◆ The problem
Output each entry exactly; skip nothing.

[Stored data entries]
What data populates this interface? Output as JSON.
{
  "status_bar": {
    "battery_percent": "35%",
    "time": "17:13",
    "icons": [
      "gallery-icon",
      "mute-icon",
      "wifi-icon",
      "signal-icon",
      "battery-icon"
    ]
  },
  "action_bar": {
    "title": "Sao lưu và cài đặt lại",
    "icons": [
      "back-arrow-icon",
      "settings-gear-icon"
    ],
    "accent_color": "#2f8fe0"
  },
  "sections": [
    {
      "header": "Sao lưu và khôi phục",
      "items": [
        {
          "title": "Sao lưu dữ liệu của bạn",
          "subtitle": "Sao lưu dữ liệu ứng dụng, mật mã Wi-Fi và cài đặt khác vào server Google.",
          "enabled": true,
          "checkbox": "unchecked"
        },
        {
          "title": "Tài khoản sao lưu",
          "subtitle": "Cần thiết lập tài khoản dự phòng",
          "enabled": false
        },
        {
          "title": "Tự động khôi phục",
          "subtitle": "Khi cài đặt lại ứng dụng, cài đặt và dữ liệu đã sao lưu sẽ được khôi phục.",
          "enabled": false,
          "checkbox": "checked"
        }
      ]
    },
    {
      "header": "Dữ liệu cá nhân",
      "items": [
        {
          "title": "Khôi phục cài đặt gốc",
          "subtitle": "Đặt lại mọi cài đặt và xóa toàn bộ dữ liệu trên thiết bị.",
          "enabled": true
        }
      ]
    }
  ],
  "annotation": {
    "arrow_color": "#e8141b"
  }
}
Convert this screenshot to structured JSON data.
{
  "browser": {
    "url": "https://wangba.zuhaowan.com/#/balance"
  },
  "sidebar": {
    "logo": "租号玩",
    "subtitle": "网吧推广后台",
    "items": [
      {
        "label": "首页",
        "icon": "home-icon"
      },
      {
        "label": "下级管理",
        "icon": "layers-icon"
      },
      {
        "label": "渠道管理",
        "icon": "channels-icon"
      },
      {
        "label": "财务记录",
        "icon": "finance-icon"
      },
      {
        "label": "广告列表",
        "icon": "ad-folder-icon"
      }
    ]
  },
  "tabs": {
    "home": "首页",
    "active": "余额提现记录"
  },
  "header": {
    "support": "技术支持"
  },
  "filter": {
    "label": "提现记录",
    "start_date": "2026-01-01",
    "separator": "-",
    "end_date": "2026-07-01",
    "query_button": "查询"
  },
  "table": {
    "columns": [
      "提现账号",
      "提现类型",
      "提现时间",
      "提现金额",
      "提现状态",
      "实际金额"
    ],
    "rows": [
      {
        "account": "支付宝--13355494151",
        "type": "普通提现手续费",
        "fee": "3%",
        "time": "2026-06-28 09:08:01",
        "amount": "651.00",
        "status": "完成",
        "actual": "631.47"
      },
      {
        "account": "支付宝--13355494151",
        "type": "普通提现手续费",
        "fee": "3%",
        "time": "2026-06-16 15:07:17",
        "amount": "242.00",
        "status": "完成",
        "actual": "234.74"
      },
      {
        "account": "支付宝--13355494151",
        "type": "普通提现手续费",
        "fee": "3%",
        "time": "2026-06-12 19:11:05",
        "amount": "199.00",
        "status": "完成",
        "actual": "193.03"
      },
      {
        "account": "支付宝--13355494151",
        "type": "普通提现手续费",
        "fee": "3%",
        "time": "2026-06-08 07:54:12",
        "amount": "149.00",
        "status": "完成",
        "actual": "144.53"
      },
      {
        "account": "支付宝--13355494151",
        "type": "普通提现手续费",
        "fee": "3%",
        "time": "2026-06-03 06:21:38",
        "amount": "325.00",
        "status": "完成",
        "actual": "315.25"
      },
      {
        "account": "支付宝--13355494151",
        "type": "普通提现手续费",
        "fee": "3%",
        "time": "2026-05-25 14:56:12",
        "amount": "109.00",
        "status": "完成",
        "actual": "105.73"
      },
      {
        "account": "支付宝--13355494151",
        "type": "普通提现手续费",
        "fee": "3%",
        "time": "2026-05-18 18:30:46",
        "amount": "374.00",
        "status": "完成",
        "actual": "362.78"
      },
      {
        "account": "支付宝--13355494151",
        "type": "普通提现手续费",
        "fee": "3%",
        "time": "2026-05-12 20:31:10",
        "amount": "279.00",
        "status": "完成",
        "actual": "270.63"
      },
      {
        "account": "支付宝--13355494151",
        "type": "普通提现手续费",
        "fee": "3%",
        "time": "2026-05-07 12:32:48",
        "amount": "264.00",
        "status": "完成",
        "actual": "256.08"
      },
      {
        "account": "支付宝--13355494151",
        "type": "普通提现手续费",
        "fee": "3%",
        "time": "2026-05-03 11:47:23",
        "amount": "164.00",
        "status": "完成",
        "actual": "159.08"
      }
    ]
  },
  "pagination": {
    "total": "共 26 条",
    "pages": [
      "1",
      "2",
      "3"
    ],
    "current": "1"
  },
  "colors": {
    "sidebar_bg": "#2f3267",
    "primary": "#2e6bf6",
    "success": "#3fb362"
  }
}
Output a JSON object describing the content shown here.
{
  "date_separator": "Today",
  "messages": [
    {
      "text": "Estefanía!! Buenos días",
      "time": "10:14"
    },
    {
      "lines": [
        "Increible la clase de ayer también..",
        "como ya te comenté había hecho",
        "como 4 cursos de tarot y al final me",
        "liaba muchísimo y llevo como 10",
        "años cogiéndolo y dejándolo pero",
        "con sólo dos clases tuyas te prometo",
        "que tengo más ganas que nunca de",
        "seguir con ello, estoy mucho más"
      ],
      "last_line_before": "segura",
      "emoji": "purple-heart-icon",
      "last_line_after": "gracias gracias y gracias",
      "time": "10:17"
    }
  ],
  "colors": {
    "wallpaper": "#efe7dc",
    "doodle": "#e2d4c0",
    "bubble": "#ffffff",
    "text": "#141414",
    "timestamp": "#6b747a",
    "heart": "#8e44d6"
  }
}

◆ Result for this exercise
What data populates this interface? Output as JSON.
{
  "status_bar": {
    "battery_percent": "35%",
    "time": "17:13",
    "icons": [
      "gallery-icon",
      "mute-icon",
      "wifi-icon",
      "signal-icon",
      "battery-icon"
    ]
  },
  "action_bar": {
    "title": "Sao lưu và cài đặt lại",
    "icons": [
      "back-arrow-icon",
      "settings-gear-icon"
    ],
    "accent_color": "#2f8fe0"
  },
  "sections": [
    {
      "header": "Sao lưu và khôi phục",
      "items": [
        {
          "title": "Sao lưu dữ liệu của bạn",
          "subtitle": "Sao lưu dữ liệu ứng dụng, mật mã Wi-Fi và cài đặt khác vào server Google.",
          "enabled": true,
          "checkbox": "unchecked"
        },
        {
          "title": "Tài khoản sao lưu",
          "subtitle": "Cần thiết lập tài khoản dự phòng",
          "enabled": false
        },
        {
          "title": "Tự động khôi phục",
          "subtitle": "Khi cài đặt lại ứng dụng, cài đặt và dữ liệu đã sao lưu sẽ được khôi phục.",
          "enabled": false,
          "checkbox": "checked"
        }
      ]
    },
    {
      "header": "Dữ liệu cá nhân",
      "items": [
        {
          "title": "Khôi phục cài đặt gốc",
          "subtitle": "Đặt lại mọi cài đặt và xóa toàn bộ dữ liệu trên thiết bị.",
          "enabled": true
        }
      ]
    }
  ],
  "annotation": {
    "arrow_color": "#e8141b"
  }
}
Convert this screenshot to structured JSON data.
{
  "browser": {
    "url": "https://wangba.zuhaowan.com/#/balance"
  },
  "sidebar": {
    "logo": "租号玩",
    "subtitle": "网吧推广后台",
    "items": [
      {
        "label": "首页",
        "icon": "home-icon"
      },
      {
        "label": "下级管理",
        "icon": "layers-icon"
      },
      {
        "label": "渠道管理",
        "icon": "channels-icon"
      },
      {
        "label": "财务记录",
        "icon": "finance-icon"
      },
      {
        "label": "广告列表",
        "icon": "ad-folder-icon"
      }
    ]
  },
  "tabs": {
    "home": "首页",
    "active": "余额提现记录"
  },
  "header": {
    "support": "技术支持"
  },
  "filter": {
    "label": "提现记录",
    "start_date": "2026-01-01",
    "separator": "-",
    "end_date": "2026-07-01",
    "query_button": "查询"
  },
  "table": {
    "columns": [
      "提现账号",
      "提现类型",
      "提现时间",
      "提现金额",
      "提现状态",
      "实际金额"
    ],
    "rows": [
      {
        "account": "支付宝--13355494151",
        "type": "普通提现手续费",
        "fee": "3%",
        "time": "2026-06-28 09:08:01",
        "amount": "651.00",
        "status": "完成",
        "actual": "631.47"
      },
      {
        "account": "支付宝--13355494151",
        "type": "普通提现手续费",
        "fee": "3%",
        "time": "2026-06-16 15:07:17",
        "amount": "242.00",
        "status": "完成",
        "actual": "234.74"
      },
      {
        "account": "支付宝--13355494151",
        "type": "普通提现手续费",
        "fee": "3%",
        "time": "2026-06-12 19:11:05",
        "amount": "199.00",
        "status": "完成",
        "actual": "193.03"
      },
      {
        "account": "支付宝--13355494151",
        "type": "普通提现手续费",
        "fee": "3%",
        "time": "2026-06-08 07:54:12",
        "amount": "149.00",
        "status": "完成",
        "actual": "144.53"
      },
      {
        "account": "支付宝--13355494151",
        "type": "普通提现手续费",
        "fee": "3%",
        "time": "2026-06-03 06:21:38",
        "amount": "325.00",
        "status": "完成",
        "actual": "315.25"
      },
      {
        "account": "支付宝--13355494151",
        "type": "普通提现手续费",
        "fee": "3%",
        "time": "2026-05-25 14:56:12",
        "amount": "109.00",
        "status": "完成",
        "actual": "105.73"
      },
      {
        "account": "支付宝--13355494151",
        "type": "普通提现手续费",
        "fee": "3%",
        "time": "2026-05-18 18:30:46",
        "amount": "374.00",
        "status": "完成",
        "actual": "362.78"
      },
      {
        "account": "支付宝--13355494151",
        "type": "普通提现手续费",
        "fee": "3%",
        "time": "2026-05-12 20:31:10",
        "amount": "279.00",
        "status": "完成",
        "actual": "270.63"
      },
      {
        "account": "支付宝--13355494151",
        "type": "普通提现手续费",
        "fee": "3%",
        "time": "2026-05-07 12:32:48",
        "amount": "264.00",
        "status": "完成",
        "actual": "256.08"
      },
      {
        "account": "支付宝--13355494151",
        "type": "普通提现手续费",
        "fee": "3%",
        "time": "2026-05-03 11:47:23",
        "amount": "164.00",
        "status": "完成",
        "actual": "159.08"
      }
    ]
  },
  "pagination": {
    "total": "共 26 条",
    "pages": [
      "1",
      "2",
      "3"
    ],
    "current": "1"
  },
  "colors": {
    "sidebar_bg": "#2f3267",
    "primary": "#2e6bf6",
    "success": "#3fb362"
  }
}
Output a JSON object describing the content shown here.
{
  "date_separator": "Today",
  "messages": [
    {
      "text": "Estefanía!! Buenos días",
      "time": "10:14"
    },
    {
      "lines": [
        "Increible la clase de ayer también..",
        "como ya te comenté había hecho",
        "como 4 cursos de tarot y al final me",
        "liaba muchísimo y llevo como 10",
        "años cogiéndolo y dejándolo pero",
        "con sólo dos clases tuyas te prometo",
        "que tengo más ganas que nunca de",
        "seguir con ello, estoy mucho más"
      ],
      "last_line_before": "segura",
      "emoji": "purple-heart-icon",
      "last_line_after": "gracias gracias y gracias",
      "time": "10:17"
    }
  ],
  "colors": {
    "wallpaper": "#efe7dc",
    "doodle": "#e2d4c0",
    "bubble": "#ffffff",
    "text": "#141414",
    "timestamp": "#6b747a",
    "heart": "#8e44d6"
  }
}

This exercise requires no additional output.